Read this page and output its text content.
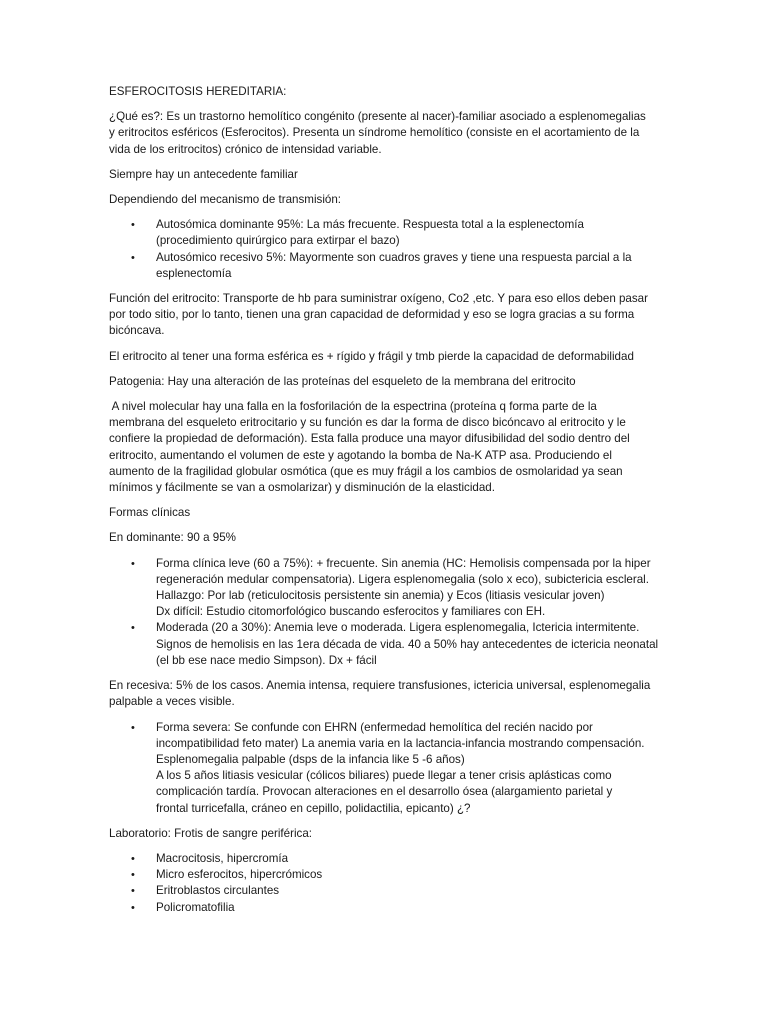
ESFEROCITOSIS HEREDITARIA:

¿Qué es?: Es un trastorno hemolítico congénito (presente al nacer)-familiar asociado a esplenomegalias
y eritrocitos esféricos (Esferocitos). Presenta un síndrome hemolítico (consiste en el acortamiento de la
vida de los eritrocitos) crónico de intensidad variable.

Siempre hay un antecedente familiar

Dependiendo del mecanismo de transmisión:

• Autosómica dominante 95%: La más frecuente. Respuesta total a la esplenectomía
(procedimiento quirúrgico para extirpar el bazo)
• Autosómico recesivo 5%: Mayormente son cuadros graves y tiene una respuesta parcial a la
esplenectomía

Función del eritrocito: Transporte de hb para suministrar oxígeno, Co2 ,etc. Y para eso ellos deben pasar
por todo sitio, por lo tanto, tienen una gran capacidad de deformidad y eso se logra gracias a su forma
bicóncava.

El eritrocito al tener una forma esférica es + rígido y frágil y tmb pierde la capacidad de deformabilidad

Patogenia: Hay una alteración de las proteínas del esqueleto de la membrana del eritrocito

A nivel molecular hay una falla en la fosforilación de la espectrina (proteína q forma parte de la
membrana del esqueleto eritrocitario y su función es dar la forma de disco bicóncavo al eritrocito y le
confiere la propiedad de deformación). Esta falla produce una mayor difusibilidad del sodio dentro del
eritrocito, aumentando el volumen de este y agotando la bomba de Na-K ATP asa. Produciendo el
aumento de la fragilidad globular osmótica (que es muy frágil a los cambios de osmolaridad ya sean
mínimos y fácilmente se van a osmolarizar) y disminución de la elasticidad.

Formas clínicas

En dominante: 90 a 95%

• Forma clínica leve (60 a 75%): + frecuente. Sin anemia (HC: Hemolisis compensada por la hiper
regeneración medular compensatoria). Ligera esplenomegalia (solo x eco), subictericia escleral.
Hallazgo: Por lab (reticulocitosis persistente sin anemia) y Ecos (litiasis vesicular joven)
Dx difícil: Estudio citomorfológico buscando esferocitos y familiares con EH.
• Moderada (20 a 30%): Anemia leve o moderada. Ligera esplenomegalia, Ictericia intermitente.
Signos de hemolisis en las 1era década de vida. 40 a 50% hay antecedentes de ictericia neonatal
(el bb ese nace medio Simpson). Dx + fácil

En recesiva: 5% de los casos. Anemia intensa, requiere transfusiones, ictericia universal, esplenomegalia
palpable a veces visible.

• Forma severa: Se confunde con EHRN (enfermedad hemolítica del recién nacido por
incompatibilidad feto mater) La anemia varia en la lactancia-infancia mostrando compensación.
Esplenomegalia palpable (dsps de la infancia like 5 -6 años)
A los 5 años litiasis vesicular (cólicos biliares) puede llegar a tener crisis aplásticas como
complicación tardía. Provocan alteraciones en el desarrollo ósea (alargamiento parietal y
frontal turricefalla, cráneo en cepillo, polidactilia, epicanto) ¿?

Laboratorio: Frotis de sangre periférica:

• Macrocitosis, hipercromía
• Micro esferocitos, hipercrómicos
• Eritroblastos circulantes
• Policromatofilia
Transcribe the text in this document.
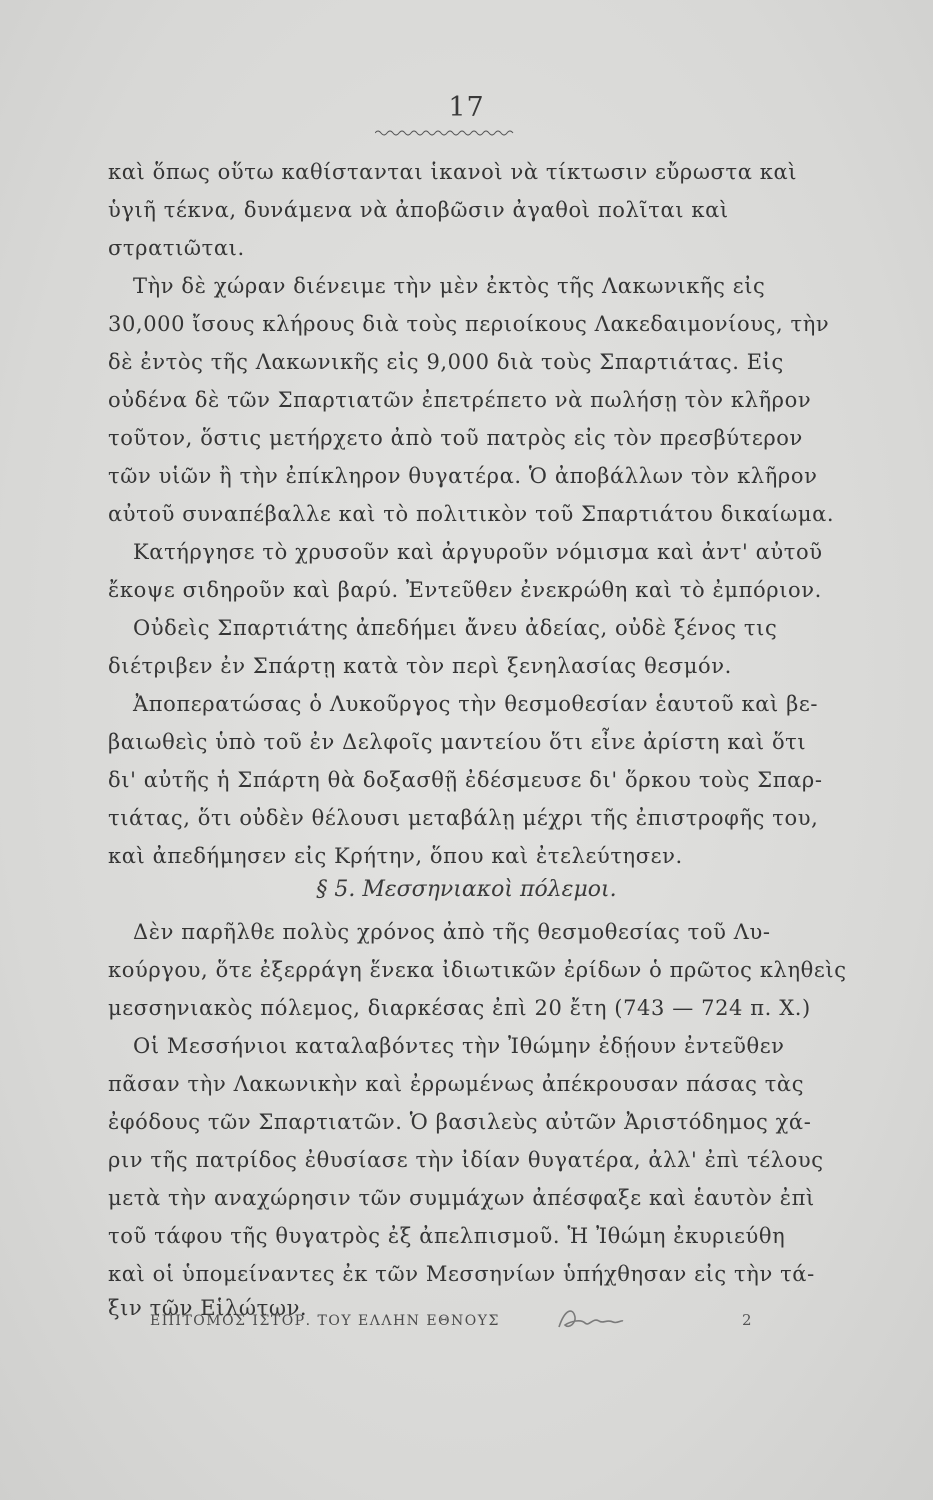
17
καὶ ὅπως οὕτω καθίστανται ἱκανοὶ νὰ τίκτωσιν εὔρωστα καὶ
ὑγιῆ τέκνα, δυνάμενα νὰ ἀποβῶσιν ἀγαθοὶ πολῖται καὶ
στρατιῶται.
Τὴν δὲ χώραν διένειμε τὴν μὲν ἐκτὸς τῆς Λακωνικῆς εἰς
30,000 ἴσους κλήρους διὰ τοὺς περιοίκους Λακεδαιμονίους, τὴν
δὲ ἐντὸς τῆς Λακωνικῆς εἰς 9,000 διὰ τοὺς Σπαρτιάτας. Εἰς
οὐδένα δὲ τῶν Σπαρτιατῶν ἐπετρέπετο νὰ πωλήσῃ τὸν κλῆρον
τοῦτον, ὅστις μετήρχετο ἀπὸ τοῦ πατρὸς εἰς τὸν πρεσβύτερον
τῶν υἱῶν ἢ τὴν ἐπίκληρον θυγατέρα. Ὁ ἀποβάλλων τὸν κλῆρον
αὐτοῦ συναπέβαλλε καὶ τὸ πολιτικὸν τοῦ Σπαρτιάτου δικαίωμα.
Κατήργησε τὸ χρυσοῦν καὶ ἀργυροῦν νόμισμα καὶ ἀντ' αὐτοῦ
ἔκοψε σιδηροῦν καὶ βαρύ. Ἐντεῦθεν ἐνεκρώθη καὶ τὸ ἐμπόριον.
Οὐδεὶς Σπαρτιάτης ἀπεδήμει ἄνευ ἀδείας, οὐδὲ ξένος τις
διέτριβεν ἐν Σπάρτῃ κατὰ τὸν περὶ ξενηλασίας θεσμόν.
Ἀποπερατώσας ὁ Λυκοῦργος τὴν θεσμοθεσίαν ἑαυτοῦ καὶ βε-
βαιωθεὶς ὑπὸ τοῦ ἐν Δελφοῖς μαντείου ὅτι εἶνε ἀρίστη καὶ ὅτι
δι' αὐτῆς ἡ Σπάρτη θὰ δοξασθῇ ἐδέσμευσε δι' ὅρκου τοὺς Σπαρ-
τιάτας, ὅτι οὐδὲν θέλουσι μεταβάλῃ μέχρι τῆς ἐπιστροφῆς του,
καὶ ἀπεδήμησεν εἰς Κρήτην, ὅπου καὶ ἐτελεύτησεν.
§ 5. Μεσσηνιακοὶ πόλεμοι.
Δὲν παρῆλθε πολὺς χρόνος ἀπὸ τῆς θεσμοθεσίας τοῦ Λυ-
κούργου, ὅτε ἐξερράγη ἕνεκα ἰδιωτικῶν ἐρίδων ὁ πρῶτος κληθεὶς
μεσσηνιακὸς πόλεμος, διαρκέσας ἐπὶ 20 ἔτη (743 — 724 π. Χ.)
Οἱ Μεσσήνιοι καταλαβόντες τὴν Ἰθώμην ἐδῄουν ἐντεῦθεν
πᾶσαν τὴν Λακωνικὴν καὶ ἐρρωμένως ἀπέκρουσαν πάσας τὰς
ἐφόδους τῶν Σπαρτιατῶν. Ὁ βασιλεὺς αὐτῶν Ἀριστόδημος χά-
ριν τῆς πατρίδος ἐθυσίασε τὴν ἰδίαν θυγατέρα, ἀλλ' ἐπὶ τέλους
μετὰ τὴν αναχώρησιν τῶν συμμάχων ἀπέσφαξε καὶ ἑαυτὸν ἐπὶ
τοῦ τάφου τῆς θυγατρὸς ἐξ ἀπελπισμοῦ. Ἡ Ἰθώμη ἐκυριεύθη
καὶ οἱ ὑπομείναντες ἐκ τῶν Μεσσηνίων ὑπήχθησαν εἰς τὴν τά-
ξιν τῶν Εἱλώτων.
ΕΠΙΤΟΜΟΣ ΙΣΤΟΡ. ΤΟΥ ΕΛΛΗΝ ΕΘΝΟΥΣ	2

★ ★ ★ ★

* _WHAT THE EXERCISE ASKS_
Give back the whole listing as it stands, minus its pictures.

* _COMPLETE ANSWER_
Read this page and output its text content.
ESFEROCITOSIS HEREDITARIA:

¿Qué es?: Es un trastorno hemolítico congénito (presente al nacer)-familiar asociado a esplenomegalias
y eritrocitos esféricos (Esferocitos). Presenta un síndrome hemolítico (consiste en el acortamiento de la
vida de los eritrocitos) crónico de intensidad variable.

Siempre hay un antecedente familiar

Dependiendo del mecanismo de transmisión:

• Autosómica dominante 95%: La más frecuente. Respuesta total a la esplenectomía
(procedimiento quirúrgico para extirpar el bazo)
• Autosómico recesivo 5%: Mayormente son cuadros graves y tiene una respuesta parcial a la
esplenectomía

Función del eritrocito: Transporte de hb para suministrar oxígeno, Co2 ,etc. Y para eso ellos deben pasar
por todo sitio, por lo tanto, tienen una gran capacidad de deformidad y eso se logra gracias a su forma
bicóncava.

El eritrocito al tener una forma esférica es + rígido y frágil y tmb pierde la capacidad de deformabilidad

Patogenia: Hay una alteración de las proteínas del esqueleto de la membrana del eritrocito

A nivel molecular hay una falla en la fosforilación de la espectrina (proteína q forma parte de la
membrana del esqueleto eritrocitario y su función es dar la forma de disco bicóncavo al eritrocito y le
confiere la propiedad de deformación). Esta falla produce una mayor difusibilidad del sodio dentro del
eritrocito, aumentando el volumen de este y agotando la bomba de Na-K ATP asa. Produciendo el
aumento de la fragilidad globular osmótica (que es muy frágil a los cambios de osmolaridad ya sean
mínimos y fácilmente se van a osmolarizar) y disminución de la elasticidad.

Formas clínicas

En dominante: 90 a 95%

• Forma clínica leve (60 a 75%): + frecuente. Sin anemia (HC: Hemolisis compensada por la hiper
regeneración medular compensatoria). Ligera esplenomegalia (solo x eco), subictericia escleral.
Hallazgo: Por lab (reticulocitosis persistente sin anemia) y Ecos (litiasis vesicular joven)
Dx difícil: Estudio citomorfológico buscando esferocitos y familiares con EH.
• Moderada (20 a 30%): Anemia leve o moderada. Ligera esplenomegalia, Ictericia intermitente.
Signos de hemolisis en las 1era década de vida. 40 a 50% hay antecedentes de ictericia neonatal
(el bb ese nace medio Simpson). Dx + fácil

En recesiva: 5% de los casos. Anemia intensa, requiere transfusiones, ictericia universal, esplenomegalia
palpable a veces visible.

• Forma severa: Se confunde con EHRN (enfermedad hemolítica del recién nacido por
incompatibilidad feto mater) La anemia varia en la lactancia-infancia mostrando compensación.
Esplenomegalia palpable (dsps de la infancia like 5 -6 años)
A los 5 años litiasis vesicular (cólicos biliares) puede llegar a tener crisis aplásticas como
complicación tardía. Provocan alteraciones en el desarrollo ósea (alargamiento parietal y
frontal turricefalla, cráneo en cepillo, polidactilia, epicanto) ¿?

Laboratorio: Frotis de sangre periférica:

• Macrocitosis, hipercromía
• Micro esferocitos, hipercrómicos
• Eritroblastos circulantes
• Policromatofilia
Transcribe the text in this document.
17
καὶ ὅπως οὕτω καθίστανται ἱκανοὶ νὰ τίκτωσιν εὔρωστα καὶ
ὑγιῆ τέκνα, δυνάμενα νὰ ἀποβῶσιν ἀγαθοὶ πολῖται καὶ
στρατιῶται.
Τὴν δὲ χώραν διένειμε τὴν μὲν ἐκτὸς τῆς Λακωνικῆς εἰς
30,000 ἴσους κλήρους διὰ τοὺς περιοίκους Λακεδαιμονίους, τὴν
δὲ ἐντὸς τῆς Λακωνικῆς εἰς 9,000 διὰ τοὺς Σπαρτιάτας. Εἰς
οὐδένα δὲ τῶν Σπαρτιατῶν ἐπετρέπετο νὰ πωλήσῃ τὸν κλῆρον
τοῦτον, ὅστις μετήρχετο ἀπὸ τοῦ πατρὸς εἰς τὸν πρεσβύτερον
τῶν υἱῶν ἢ τὴν ἐπίκληρον θυγατέρα. Ὁ ἀποβάλλων τὸν κλῆρον
αὐτοῦ συναπέβαλλε καὶ τὸ πολιτικὸν τοῦ Σπαρτιάτου δικαίωμα.
Κατήργησε τὸ χρυσοῦν καὶ ἀργυροῦν νόμισμα καὶ ἀντ' αὐτοῦ
ἔκοψε σιδηροῦν καὶ βαρύ. Ἐντεῦθεν ἐνεκρώθη καὶ τὸ ἐμπόριον.
Οὐδεὶς Σπαρτιάτης ἀπεδήμει ἄνευ ἀδείας, οὐδὲ ξένος τις
διέτριβεν ἐν Σπάρτῃ κατὰ τὸν περὶ ξενηλασίας θεσμόν.
Ἀποπερατώσας ὁ Λυκοῦργος τὴν θεσμοθεσίαν ἑαυτοῦ καὶ βε-
βαιωθεὶς ὑπὸ τοῦ ἐν Δελφοῖς μαντείου ὅτι εἶνε ἀρίστη καὶ ὅτι
δι' αὐτῆς ἡ Σπάρτη θὰ δοξασθῇ ἐδέσμευσε δι' ὅρκου τοὺς Σπαρ-
τιάτας, ὅτι οὐδὲν θέλουσι μεταβάλῃ μέχρι τῆς ἐπιστροφῆς του,
καὶ ἀπεδήμησεν εἰς Κρήτην, ὅπου καὶ ἐτελεύτησεν.
§ 5. Μεσσηνιακοὶ πόλεμοι.
Δὲν παρῆλθε πολὺς χρόνος ἀπὸ τῆς θεσμοθεσίας τοῦ Λυ-
κούργου, ὅτε ἐξερράγη ἕνεκα ἰδιωτικῶν ἐρίδων ὁ πρῶτος κληθεὶς
μεσσηνιακὸς πόλεμος, διαρκέσας ἐπὶ 20 ἔτη (743 — 724 π. Χ.)
Οἱ Μεσσήνιοι καταλαβόντες τὴν Ἰθώμην ἐδῄουν ἐντεῦθεν
πᾶσαν τὴν Λακωνικὴν καὶ ἐρρωμένως ἀπέκρουσαν πάσας τὰς
ἐφόδους τῶν Σπαρτιατῶν. Ὁ βασιλεὺς αὐτῶν Ἀριστόδημος χά-
ριν τῆς πατρίδος ἐθυσίασε τὴν ἰδίαν θυγατέρα, ἀλλ' ἐπὶ τέλους
μετὰ τὴν αναχώρησιν τῶν συμμάχων ἀπέσφαξε καὶ ἑαυτὸν ἐπὶ
τοῦ τάφου τῆς θυγατρὸς ἐξ ἀπελπισμοῦ. Ἡ Ἰθώμη ἐκυριεύθη
καὶ οἱ ὑπομείναντες ἐκ τῶν Μεσσηνίων ὑπήχθησαν εἰς τὴν τά-
ξιν τῶν Εἱλώτων.
ΕΠΙΤΟΜΟΣ ΙΣΤΟΡ. ΤΟΥ ΕΛΛΗΝ ΕΘΝΟΥΣ	2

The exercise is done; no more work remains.